(ASSIGNMENT): Restate the records below exactly. Pictures are not part of the copy.

START RECORDS SHOWN

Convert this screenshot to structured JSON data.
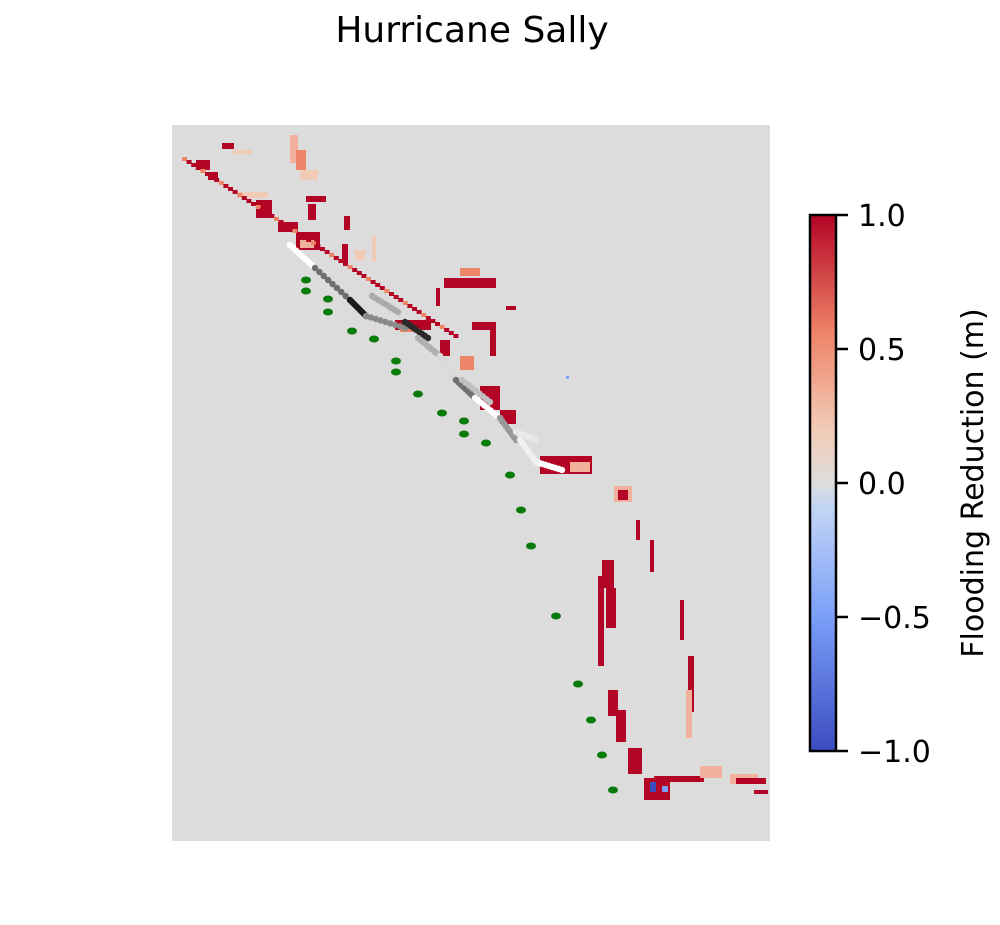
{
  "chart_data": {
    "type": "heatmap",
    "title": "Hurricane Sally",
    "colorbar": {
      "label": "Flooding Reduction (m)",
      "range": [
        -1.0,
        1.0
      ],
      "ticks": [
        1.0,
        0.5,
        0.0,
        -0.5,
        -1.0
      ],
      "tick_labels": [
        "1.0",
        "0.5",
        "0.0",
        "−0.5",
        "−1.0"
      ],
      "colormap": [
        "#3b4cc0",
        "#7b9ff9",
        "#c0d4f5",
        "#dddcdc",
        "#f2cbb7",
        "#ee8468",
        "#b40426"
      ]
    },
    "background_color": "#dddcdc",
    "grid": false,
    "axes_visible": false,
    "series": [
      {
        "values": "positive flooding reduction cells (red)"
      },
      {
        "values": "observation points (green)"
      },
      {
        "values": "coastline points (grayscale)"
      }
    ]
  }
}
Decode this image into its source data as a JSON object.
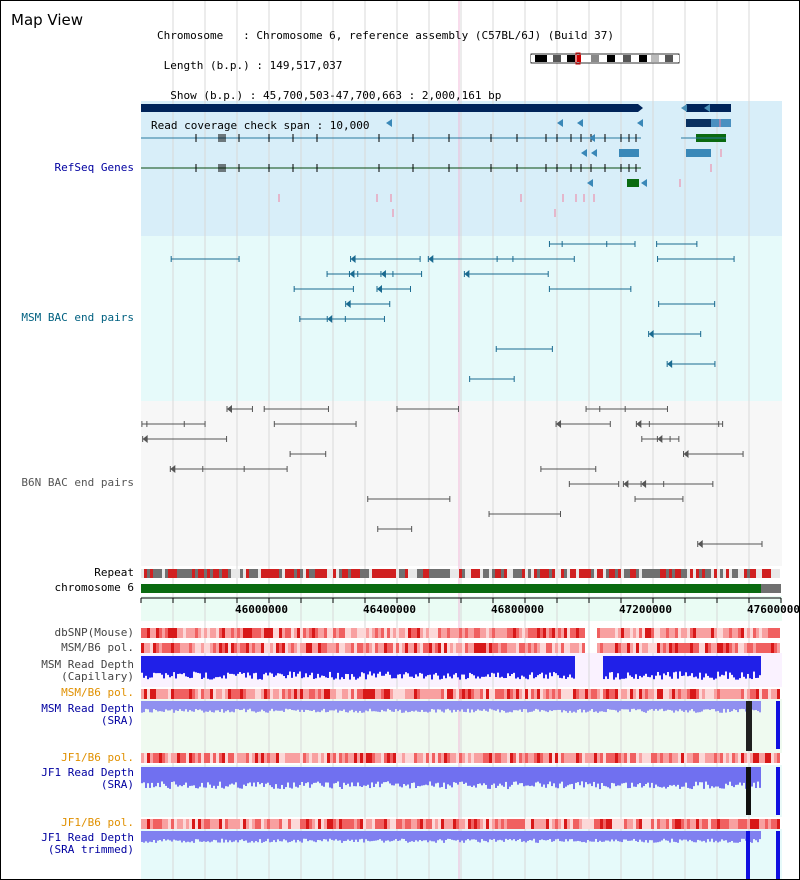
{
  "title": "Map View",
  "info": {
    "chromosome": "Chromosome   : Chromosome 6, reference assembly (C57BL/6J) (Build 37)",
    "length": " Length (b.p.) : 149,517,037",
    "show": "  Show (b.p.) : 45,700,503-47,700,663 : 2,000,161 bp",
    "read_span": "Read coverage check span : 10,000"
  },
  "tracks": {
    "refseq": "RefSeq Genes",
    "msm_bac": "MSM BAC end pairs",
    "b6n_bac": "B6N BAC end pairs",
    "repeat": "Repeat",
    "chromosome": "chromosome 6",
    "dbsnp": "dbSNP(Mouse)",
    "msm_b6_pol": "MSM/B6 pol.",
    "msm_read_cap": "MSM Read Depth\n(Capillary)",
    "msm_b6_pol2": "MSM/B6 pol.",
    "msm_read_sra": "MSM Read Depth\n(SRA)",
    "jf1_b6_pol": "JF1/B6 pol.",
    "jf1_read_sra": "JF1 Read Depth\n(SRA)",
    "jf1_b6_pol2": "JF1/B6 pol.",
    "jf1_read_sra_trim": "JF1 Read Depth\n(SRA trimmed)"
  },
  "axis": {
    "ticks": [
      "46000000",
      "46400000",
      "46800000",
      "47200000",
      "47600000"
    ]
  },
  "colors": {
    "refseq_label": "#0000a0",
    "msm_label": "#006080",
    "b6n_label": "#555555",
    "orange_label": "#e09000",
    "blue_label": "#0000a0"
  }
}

END RECORDS SHOWN

(RESPONSE BELOW):
Convert this screenshot to structured JSON data.
{
  "chart_data": {
    "type": "heatmap",
    "title": "Hurricane Sally",
    "colorbar": {
      "label": "Flooding Reduction (m)",
      "range": [
        -1.0,
        1.0
      ],
      "ticks": [
        1.0,
        0.5,
        0.0,
        -0.5,
        -1.0
      ],
      "tick_labels": [
        "1.0",
        "0.5",
        "0.0",
        "−0.5",
        "−1.0"
      ],
      "colormap": [
        "#3b4cc0",
        "#7b9ff9",
        "#c0d4f5",
        "#dddcdc",
        "#f2cbb7",
        "#ee8468",
        "#b40426"
      ]
    },
    "background_color": "#dddcdc",
    "grid": false,
    "axes_visible": false,
    "series": [
      {
        "values": "positive flooding reduction cells (red)"
      },
      {
        "values": "observation points (green)"
      },
      {
        "values": "coastline points (grayscale)"
      }
    ]
  }
}
Decode this image into its source data as a JSON object.
{
  "title": "Map View",
  "info": {
    "chromosome": "Chromosome   : Chromosome 6, reference assembly (C57BL/6J) (Build 37)",
    "length": " Length (b.p.) : 149,517,037",
    "show": "  Show (b.p.) : 45,700,503-47,700,663 : 2,000,161 bp",
    "read_span": "Read coverage check span : 10,000"
  },
  "tracks": {
    "refseq": "RefSeq Genes",
    "msm_bac": "MSM BAC end pairs",
    "b6n_bac": "B6N BAC end pairs",
    "repeat": "Repeat",
    "chromosome": "chromosome 6",
    "dbsnp": "dbSNP(Mouse)",
    "msm_b6_pol": "MSM/B6 pol.",
    "msm_read_cap": "MSM Read Depth\n(Capillary)",
    "msm_b6_pol2": "MSM/B6 pol.",
    "msm_read_sra": "MSM Read Depth\n(SRA)",
    "jf1_b6_pol": "JF1/B6 pol.",
    "jf1_read_sra": "JF1 Read Depth\n(SRA)",
    "jf1_b6_pol2": "JF1/B6 pol.",
    "jf1_read_sra_trim": "JF1 Read Depth\n(SRA trimmed)"
  },
  "axis": {
    "ticks": [
      "46000000",
      "46400000",
      "46800000",
      "47200000",
      "47600000"
    ]
  },
  "colors": {
    "refseq_label": "#0000a0",
    "msm_label": "#006080",
    "b6n_label": "#555555",
    "orange_label": "#e09000",
    "blue_label": "#0000a0"
  }
}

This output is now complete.